### Requirements
Wherever a line holds the string "VENDEDOR", copy that line.

### Information given
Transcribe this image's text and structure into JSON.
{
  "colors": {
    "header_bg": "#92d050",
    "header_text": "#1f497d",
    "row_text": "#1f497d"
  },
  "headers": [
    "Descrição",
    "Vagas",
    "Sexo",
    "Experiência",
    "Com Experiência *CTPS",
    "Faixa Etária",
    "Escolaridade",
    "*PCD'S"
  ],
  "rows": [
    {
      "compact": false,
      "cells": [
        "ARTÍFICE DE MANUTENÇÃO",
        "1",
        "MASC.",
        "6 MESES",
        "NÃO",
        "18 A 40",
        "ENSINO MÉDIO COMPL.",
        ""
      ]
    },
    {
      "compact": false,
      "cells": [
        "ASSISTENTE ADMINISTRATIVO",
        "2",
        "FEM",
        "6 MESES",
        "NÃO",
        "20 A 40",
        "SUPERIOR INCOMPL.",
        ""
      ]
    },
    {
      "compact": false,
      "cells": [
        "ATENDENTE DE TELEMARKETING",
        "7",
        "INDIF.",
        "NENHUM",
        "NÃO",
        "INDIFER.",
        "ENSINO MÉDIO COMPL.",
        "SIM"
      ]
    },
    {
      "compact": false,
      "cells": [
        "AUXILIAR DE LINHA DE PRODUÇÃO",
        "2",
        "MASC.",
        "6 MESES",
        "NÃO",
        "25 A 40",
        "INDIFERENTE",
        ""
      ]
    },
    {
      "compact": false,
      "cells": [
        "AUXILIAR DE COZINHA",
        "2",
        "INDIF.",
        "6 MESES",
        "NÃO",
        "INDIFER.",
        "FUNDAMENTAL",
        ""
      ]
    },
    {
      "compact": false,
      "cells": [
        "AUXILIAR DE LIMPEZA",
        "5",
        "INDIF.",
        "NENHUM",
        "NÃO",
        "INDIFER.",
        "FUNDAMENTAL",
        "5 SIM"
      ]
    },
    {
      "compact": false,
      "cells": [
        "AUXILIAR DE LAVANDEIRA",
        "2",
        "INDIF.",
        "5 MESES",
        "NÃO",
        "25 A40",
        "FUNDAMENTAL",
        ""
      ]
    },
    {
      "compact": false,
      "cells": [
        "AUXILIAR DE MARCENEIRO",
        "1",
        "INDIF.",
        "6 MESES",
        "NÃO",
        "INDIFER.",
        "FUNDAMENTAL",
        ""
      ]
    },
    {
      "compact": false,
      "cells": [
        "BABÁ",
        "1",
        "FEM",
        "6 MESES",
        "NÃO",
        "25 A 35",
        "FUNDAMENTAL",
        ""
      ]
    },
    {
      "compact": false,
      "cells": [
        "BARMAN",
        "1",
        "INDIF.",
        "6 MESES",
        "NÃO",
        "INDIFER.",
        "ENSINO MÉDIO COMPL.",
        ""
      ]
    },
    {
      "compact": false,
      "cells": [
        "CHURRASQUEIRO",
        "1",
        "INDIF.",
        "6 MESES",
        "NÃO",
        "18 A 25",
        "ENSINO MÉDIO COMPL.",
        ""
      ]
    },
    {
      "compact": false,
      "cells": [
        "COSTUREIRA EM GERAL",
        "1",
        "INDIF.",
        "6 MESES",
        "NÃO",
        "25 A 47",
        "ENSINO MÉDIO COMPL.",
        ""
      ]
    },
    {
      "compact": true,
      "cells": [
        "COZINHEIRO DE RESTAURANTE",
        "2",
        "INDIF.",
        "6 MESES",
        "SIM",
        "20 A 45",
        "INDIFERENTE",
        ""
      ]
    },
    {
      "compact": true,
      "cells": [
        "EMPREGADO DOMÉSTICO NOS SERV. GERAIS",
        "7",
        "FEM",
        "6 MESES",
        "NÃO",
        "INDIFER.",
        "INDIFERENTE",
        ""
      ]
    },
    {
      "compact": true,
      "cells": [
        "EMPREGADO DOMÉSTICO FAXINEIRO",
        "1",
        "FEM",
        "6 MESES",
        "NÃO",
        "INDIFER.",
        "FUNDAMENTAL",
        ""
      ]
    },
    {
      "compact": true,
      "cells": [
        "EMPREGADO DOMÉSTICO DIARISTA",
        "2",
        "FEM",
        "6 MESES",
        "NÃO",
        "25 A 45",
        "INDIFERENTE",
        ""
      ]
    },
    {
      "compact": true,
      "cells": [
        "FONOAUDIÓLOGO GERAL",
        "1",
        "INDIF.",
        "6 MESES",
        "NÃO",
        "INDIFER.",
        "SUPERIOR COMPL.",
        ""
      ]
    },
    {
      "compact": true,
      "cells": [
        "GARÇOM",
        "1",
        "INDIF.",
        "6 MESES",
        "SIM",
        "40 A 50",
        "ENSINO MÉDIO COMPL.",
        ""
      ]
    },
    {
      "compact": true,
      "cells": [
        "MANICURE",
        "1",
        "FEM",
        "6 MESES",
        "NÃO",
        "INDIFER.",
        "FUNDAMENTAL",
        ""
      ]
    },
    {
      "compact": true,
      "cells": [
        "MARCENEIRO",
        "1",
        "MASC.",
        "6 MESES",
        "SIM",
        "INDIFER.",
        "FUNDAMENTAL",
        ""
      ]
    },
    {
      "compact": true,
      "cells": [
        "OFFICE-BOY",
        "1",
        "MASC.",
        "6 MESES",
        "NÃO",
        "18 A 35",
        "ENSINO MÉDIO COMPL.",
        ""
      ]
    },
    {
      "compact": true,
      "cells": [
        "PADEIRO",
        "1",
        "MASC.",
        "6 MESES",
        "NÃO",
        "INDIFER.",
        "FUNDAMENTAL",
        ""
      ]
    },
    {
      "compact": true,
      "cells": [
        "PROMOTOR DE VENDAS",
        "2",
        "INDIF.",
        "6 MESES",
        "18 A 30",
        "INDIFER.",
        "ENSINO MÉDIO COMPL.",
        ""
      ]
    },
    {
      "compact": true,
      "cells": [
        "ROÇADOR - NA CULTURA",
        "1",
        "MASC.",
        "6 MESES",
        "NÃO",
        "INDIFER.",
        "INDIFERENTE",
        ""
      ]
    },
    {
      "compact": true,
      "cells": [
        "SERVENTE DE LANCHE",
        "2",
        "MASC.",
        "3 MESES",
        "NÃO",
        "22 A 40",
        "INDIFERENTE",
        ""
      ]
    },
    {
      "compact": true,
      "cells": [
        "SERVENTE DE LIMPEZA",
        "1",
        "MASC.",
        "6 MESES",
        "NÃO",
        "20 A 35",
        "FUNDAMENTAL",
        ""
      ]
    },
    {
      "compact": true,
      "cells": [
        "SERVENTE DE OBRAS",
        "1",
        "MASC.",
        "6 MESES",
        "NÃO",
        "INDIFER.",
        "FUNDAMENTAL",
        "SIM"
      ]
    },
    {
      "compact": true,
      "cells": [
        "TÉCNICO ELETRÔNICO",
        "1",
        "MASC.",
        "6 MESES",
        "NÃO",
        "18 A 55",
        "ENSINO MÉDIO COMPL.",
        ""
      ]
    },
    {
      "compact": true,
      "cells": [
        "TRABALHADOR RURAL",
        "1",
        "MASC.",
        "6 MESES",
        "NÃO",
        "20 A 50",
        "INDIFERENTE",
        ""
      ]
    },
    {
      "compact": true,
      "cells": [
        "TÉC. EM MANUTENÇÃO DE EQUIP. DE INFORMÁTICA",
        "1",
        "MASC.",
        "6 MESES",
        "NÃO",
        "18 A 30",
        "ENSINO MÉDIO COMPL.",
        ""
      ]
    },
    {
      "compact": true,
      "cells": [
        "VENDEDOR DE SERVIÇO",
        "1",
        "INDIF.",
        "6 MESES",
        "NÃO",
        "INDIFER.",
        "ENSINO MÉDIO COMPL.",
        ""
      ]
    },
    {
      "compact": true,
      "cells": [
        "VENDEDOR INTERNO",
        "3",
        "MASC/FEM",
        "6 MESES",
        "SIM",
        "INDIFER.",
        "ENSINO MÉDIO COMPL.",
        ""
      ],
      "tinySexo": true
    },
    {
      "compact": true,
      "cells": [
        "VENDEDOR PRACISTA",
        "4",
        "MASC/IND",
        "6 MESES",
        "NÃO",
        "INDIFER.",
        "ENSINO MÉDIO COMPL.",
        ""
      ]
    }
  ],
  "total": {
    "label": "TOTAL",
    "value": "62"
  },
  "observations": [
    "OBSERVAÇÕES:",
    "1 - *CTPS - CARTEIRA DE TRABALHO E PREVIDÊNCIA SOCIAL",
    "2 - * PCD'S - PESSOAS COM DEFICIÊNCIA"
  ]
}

### Output for this task
        "VENDEDOR DE SERVIÇO",
        "VENDEDOR INTERNO",
        "VENDEDOR PRACISTA",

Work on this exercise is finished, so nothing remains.